§ **Required task**
Without altering anything, repeat each of the records.
* start *
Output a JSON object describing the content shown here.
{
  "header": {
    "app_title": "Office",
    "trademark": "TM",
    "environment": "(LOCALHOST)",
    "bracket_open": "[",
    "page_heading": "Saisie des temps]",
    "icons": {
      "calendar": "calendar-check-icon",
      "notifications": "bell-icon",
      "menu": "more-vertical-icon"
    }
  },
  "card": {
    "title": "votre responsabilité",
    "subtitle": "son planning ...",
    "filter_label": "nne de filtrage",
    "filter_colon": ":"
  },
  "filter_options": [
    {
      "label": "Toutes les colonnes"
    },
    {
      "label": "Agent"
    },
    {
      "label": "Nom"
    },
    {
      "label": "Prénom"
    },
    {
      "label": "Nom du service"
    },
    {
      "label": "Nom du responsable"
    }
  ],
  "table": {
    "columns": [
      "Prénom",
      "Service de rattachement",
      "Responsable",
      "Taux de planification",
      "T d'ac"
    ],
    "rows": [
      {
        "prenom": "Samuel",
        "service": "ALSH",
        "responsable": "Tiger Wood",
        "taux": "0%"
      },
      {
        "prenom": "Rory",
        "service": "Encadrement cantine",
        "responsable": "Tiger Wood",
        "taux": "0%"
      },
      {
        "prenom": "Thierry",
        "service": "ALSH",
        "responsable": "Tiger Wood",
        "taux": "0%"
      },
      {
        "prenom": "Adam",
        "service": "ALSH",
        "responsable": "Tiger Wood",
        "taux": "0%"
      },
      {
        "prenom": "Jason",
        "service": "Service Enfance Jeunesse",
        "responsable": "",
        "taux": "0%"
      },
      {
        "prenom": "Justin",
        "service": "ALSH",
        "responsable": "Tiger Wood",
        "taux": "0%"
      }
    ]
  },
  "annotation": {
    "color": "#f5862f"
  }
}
* end *
§ **Full solution**
Output a JSON object describing the content shown here.
{
  "header": {
    "app_title": "Office",
    "trademark": "TM",
    "environment": "(LOCALHOST)",
    "bracket_open": "[",
    "page_heading": "Saisie des temps]",
    "icons": {
      "calendar": "calendar-check-icon",
      "notifications": "bell-icon",
      "menu": "more-vertical-icon"
    }
  },
  "card": {
    "title": "votre responsabilité",
    "subtitle": "son planning ...",
    "filter_label": "nne de filtrage",
    "filter_colon": ":"
  },
  "filter_options": [
    {
      "label": "Toutes les colonnes"
    },
    {
      "label": "Agent"
    },
    {
      "label": "Nom"
    },
    {
      "label": "Prénom"
    },
    {
      "label": "Nom du service"
    },
    {
      "label": "Nom du responsable"
    }
  ],
  "table": {
    "columns": [
      "Prénom",
      "Service de rattachement",
      "Responsable",
      "Taux de planification",
      "T d'ac"
    ],
    "rows": [
      {
        "prenom": "Samuel",
        "service": "ALSH",
        "responsable": "Tiger Wood",
        "taux": "0%"
      },
      {
        "prenom": "Rory",
        "service": "Encadrement cantine",
        "responsable": "Tiger Wood",
        "taux": "0%"
      },
      {
        "prenom": "Thierry",
        "service": "ALSH",
        "responsable": "Tiger Wood",
        "taux": "0%"
      },
      {
        "prenom": "Adam",
        "service": "ALSH",
        "responsable": "Tiger Wood",
        "taux": "0%"
      },
      {
        "prenom": "Jason",
        "service": "Service Enfance Jeunesse",
        "responsable": "",
        "taux": "0%"
      },
      {
        "prenom": "Justin",
        "service": "ALSH",
        "responsable": "Tiger Wood",
        "taux": "0%"
      }
    ]
  },
  "annotation": {
    "color": "#f5862f"
  }
}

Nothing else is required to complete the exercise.